_TASK_
From the listing below, extract every line in which the word "文明守信" appears.

_TASK MATERIAL_
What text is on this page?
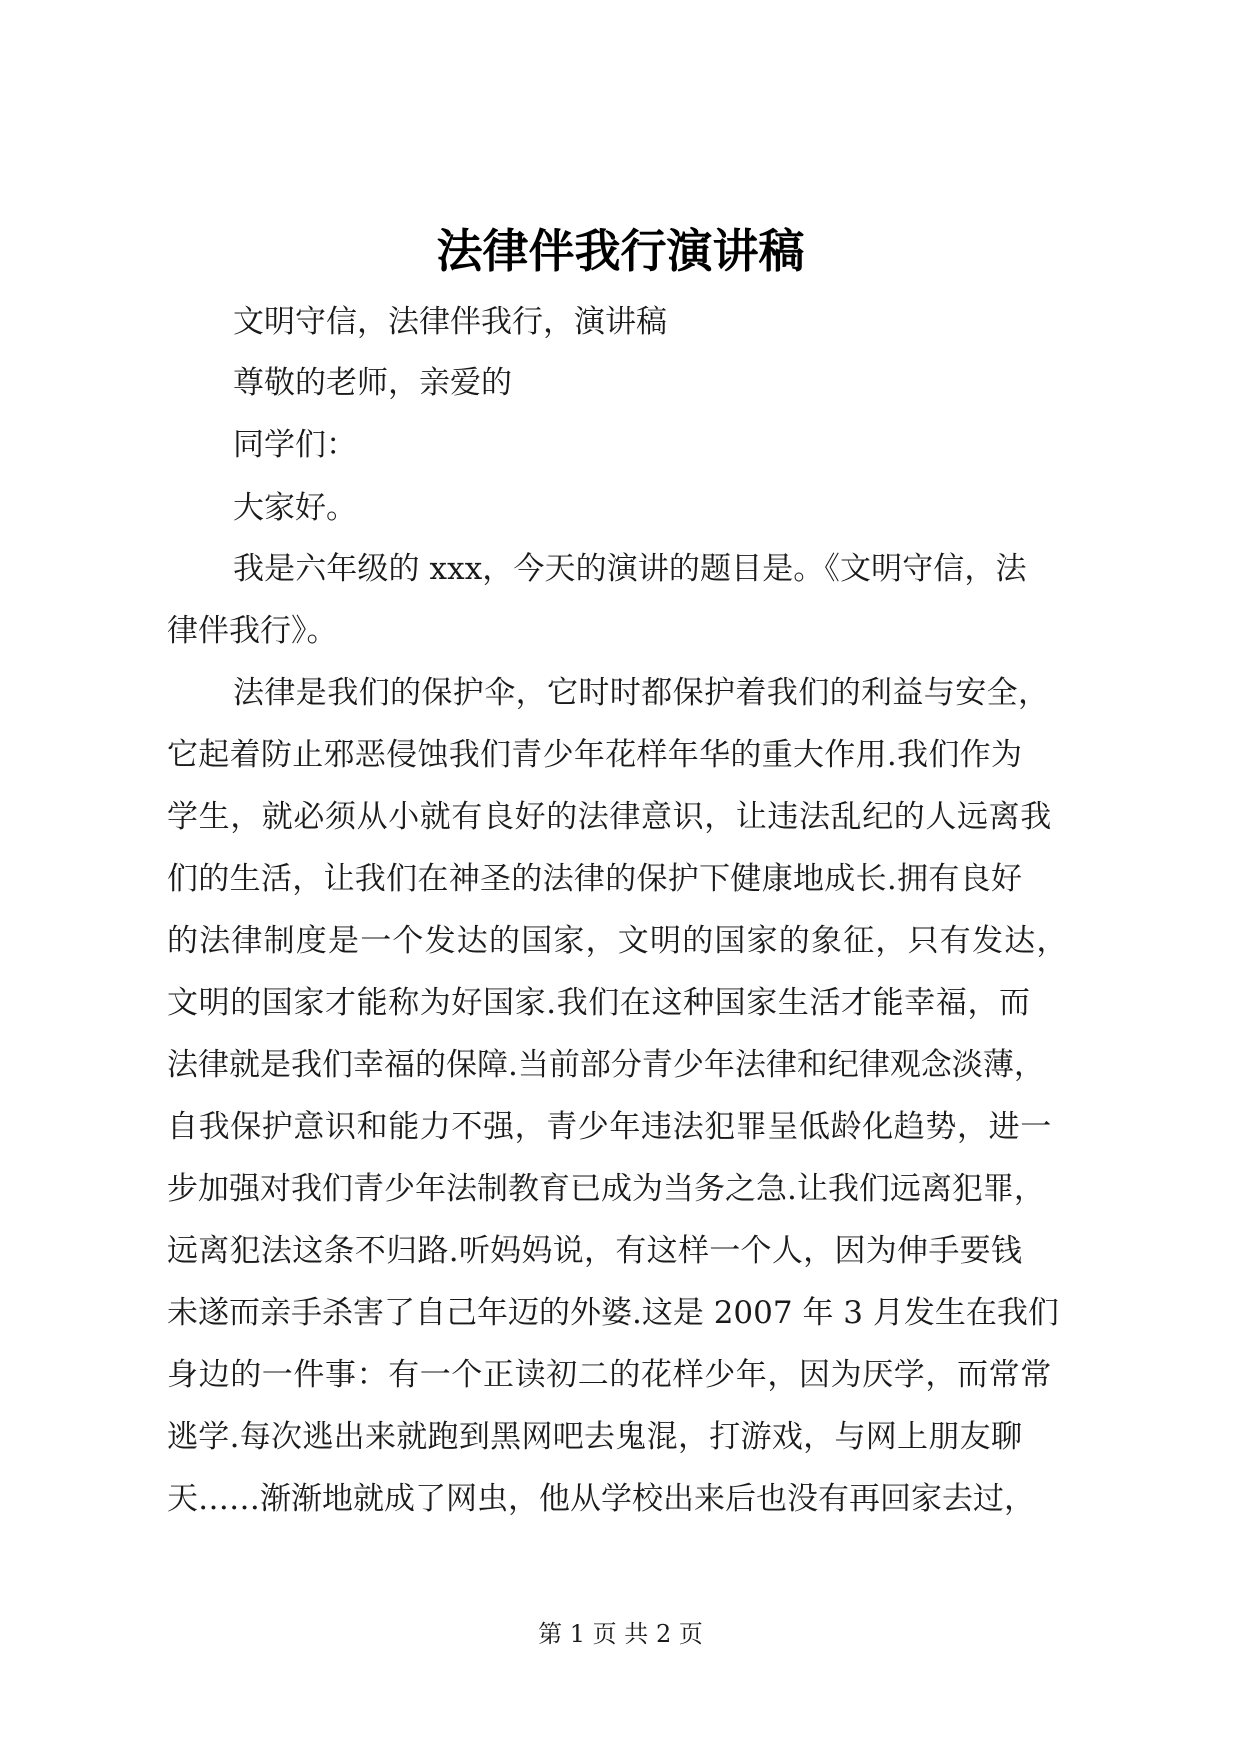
法律伴我行演讲稿

文明守信，法律伴我行，演讲稿

尊敬的老师，亲爱的

同学们：

大家好。

我是六年级的 xxx，今天的演讲的题目是。《文明守信，法

律伴我行》。

法律是我们的保护伞，它时时都保护着我们的利益与安全，

它起着防止邪恶侵蚀我们青少年花样年华的重大作用.我们作为

学生，就必须从小就有良好的法律意识，让违法乱纪的人远离我

们的生活，让我们在神圣的法律的保护下健康地成长.拥有良好

的法律制度是一个发达的国家，文明的国家的象征，只有发达，

文明的国家才能称为好国家.我们在这种国家生活才能幸福，而

法律就是我们幸福的保障.当前部分青少年法律和纪律观念淡薄，

自我保护意识和能力不强，青少年违法犯罪呈低龄化趋势，进一

步加强对我们青少年法制教育已成为当务之急.让我们远离犯罪，

远离犯法这条不归路.听妈妈说，有这样一个人，因为伸手要钱

未遂而亲手杀害了自己年迈的外婆.这是 2007 年 3 月发生在我们

身边的一件事：有一个正读初二的花样少年，因为厌学，而常常

逃学.每次逃出来就跑到黑网吧去鬼混，打游戏，与网上朋友聊

天……渐渐地就成了网虫，他从学校出来后也没有再回家去过，

第 1 页 共 2 页
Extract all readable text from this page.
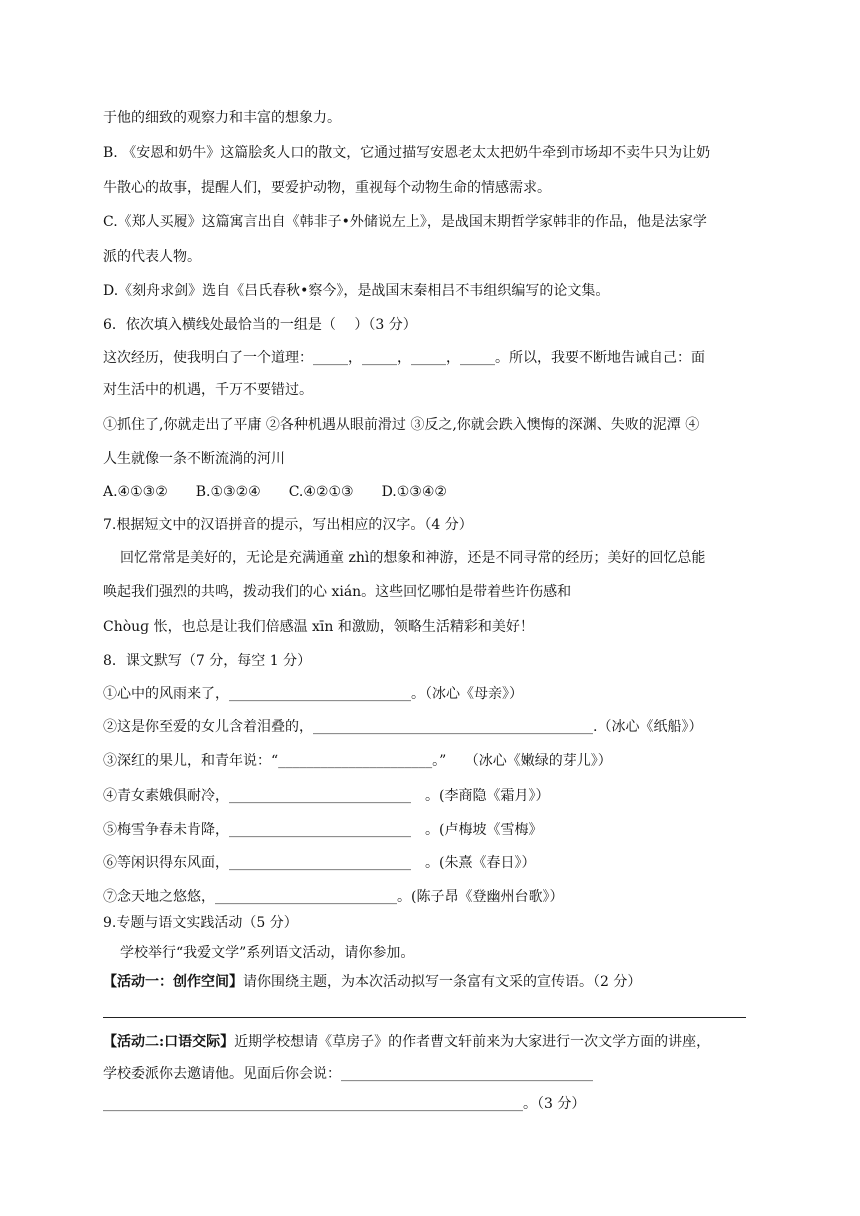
于他的细致的观察力和丰富的想象力。
B. 《安恩和奶牛》这篇脍炙人口的散文，它通过描写安恩老太太把奶牛牵到市场却不卖牛只为让奶
牛散心的故事，提醒人们，要爱护动物，重视每个动物生命的情感需求。
C.《郑人买履》这篇寓言出自《韩非子•外储说左上》，是战国末期哲学家韩非的作品，他是法家学
派的代表人物。
D.《刻舟求剑》选自《吕氏春秋•察今》，是战国末秦相吕不韦组织编写的论文集。
6．依次填入横线处最恰当的一组是（　 ）（3 分）
这次经历，使我明白了一个道理：_____，_____，_____，_____。所以，我要不断地告诫自己：面
对生活中的机遇，千万不要错过。
①抓住了,你就走出了平庸 ②各种机遇从眼前滑过 ③反之,你就会跌入懊悔的深渊、失败的泥潭 ④
人生就像一条不断流淌的河川
A.④①③②　　B.①③②④　　C.④②①③　　D.①③④②
7.根据短文中的汉语拼音的提示，写出相应的汉字。（4 分）
回忆常常是美好的，无论是充满通童 zhì的想象和神游，还是不同寻常的经历；美好的回忆总能
唤起我们强烈的共鸣，拨动我们的心 xián。这些回忆哪怕是带着些许伤感和
Chòuɡ 怅，也总是让我们倍感温 xīn 和激励，领略生活精彩和美好！
8．课文默写（7 分，每空 1 分）
①心中的风雨来了，__________________________。（冰心《母亲》）
②这是你至爱的女儿含着泪叠的，________________________________________.（冰心《纸船》）
③深红的果儿，和青年说：“______________________。”　 （冰心《嫩绿的芽儿》）
④青女素娥俱耐冷，__________________________　。(李商隐《霜月》）
⑤梅雪争春未肯降，__________________________　。(卢梅坡《雪梅》
⑥等闲识得东风面，__________________________　。(朱熹《春日》）
⑦念天地之悠悠，__________________________。(陈子昂《登幽州台歌》）
9.专题与语文实践活动（5 分）
学校举行“我爱文学”系列语文活动，请你参加。
【活动一：创作空间】请你围绕主题，为本次活动拟写一条富有文采的宣传语。（2 分）
【活动二:口语交际】近期学校想请《草房子》的作者曹文轩前来为大家进行一次文学方面的讲座，
学校委派你去邀请他。见面后你会说：____________________________________
____________________________________________________________。（3 分）
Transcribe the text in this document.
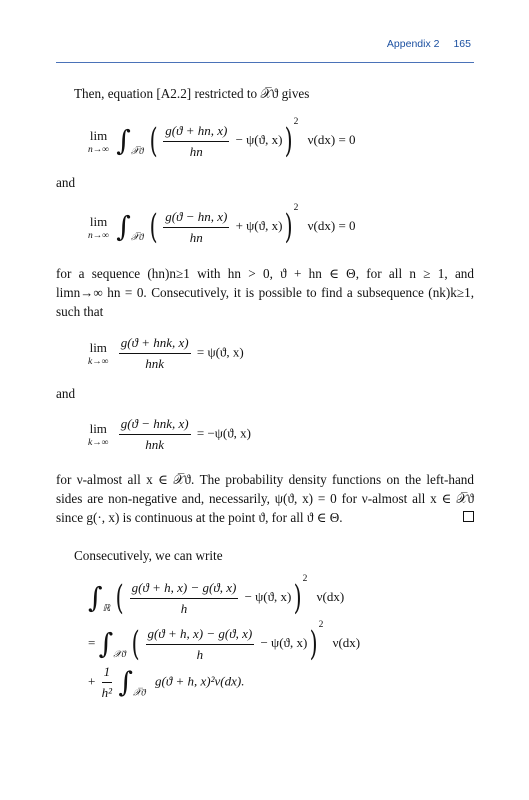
Appendix 2 165
Then, equation [A2.2] restricted to 𝒳̅ϑ gives
lim
n→∞ $\int_{𝒳̅ϑ}$ ( $\frac{g(ϑ + hn, x)}{hn} - \psi(ϑ$, x))$^2$ ν(dx) = 0
and
lim
n→∞ $\int_{𝒳̅ϑ}$ ( $\frac{g(ϑ - hn, x)}{hn} + \psi(ϑ$, x))$^2$ ν(dx) = 0
for a sequence (hn)n≥1 with hn > 0, ϑ + hn ∈ Θ, for all n ≥ 1, and
limn→∞ hn = 0. Consecutively, it is possible to find a subsequence (nk)k≥1,
such that
lim
k→∞
$\frac{\text{g(ϑ + hnk, x)}}{\text{hnk}} = \psi(ϑ$, x)
and
lim
k→∞
$\frac{\text{g(ϑ − hnk, x)}}{\text{hnk}} = -\psi(ϑ$, x)
for ν-almost all x ∈ 𝒳̅ϑ. The probability density functions on the left-hand
sides are non-negative and, necessarily, ψ(ϑ, x) = 0 for ν-almost all x ∈ 𝒳̅ϑ
since g(·, x) is continuous at the point ϑ, for all ϑ ∈ Θ.
Consecutively, we can write
$\int_ℝ$ ( $\frac{g(ϑ + h, x) - g(ϑ, x)}{h} - \psi(ϑ$, x))$^2$ ν(dx)
= $\int_{𝒳ϑ}$ ( $\frac{g(ϑ + h, x) - g(ϑ, x)}{h} - \psi(ϑ$, x))$^2$ ν(dx)
+ $\frac{1}{\text{h²}} \int_{𝒳̅ϑ}$ g(ϑ + h, x)²ν(dx).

_SOLUTION FOR THIS TASK_
文明守信，法律伴我行，演讲稿
我是六年级的 xxx，今天的演讲的题目是。《文明守信，法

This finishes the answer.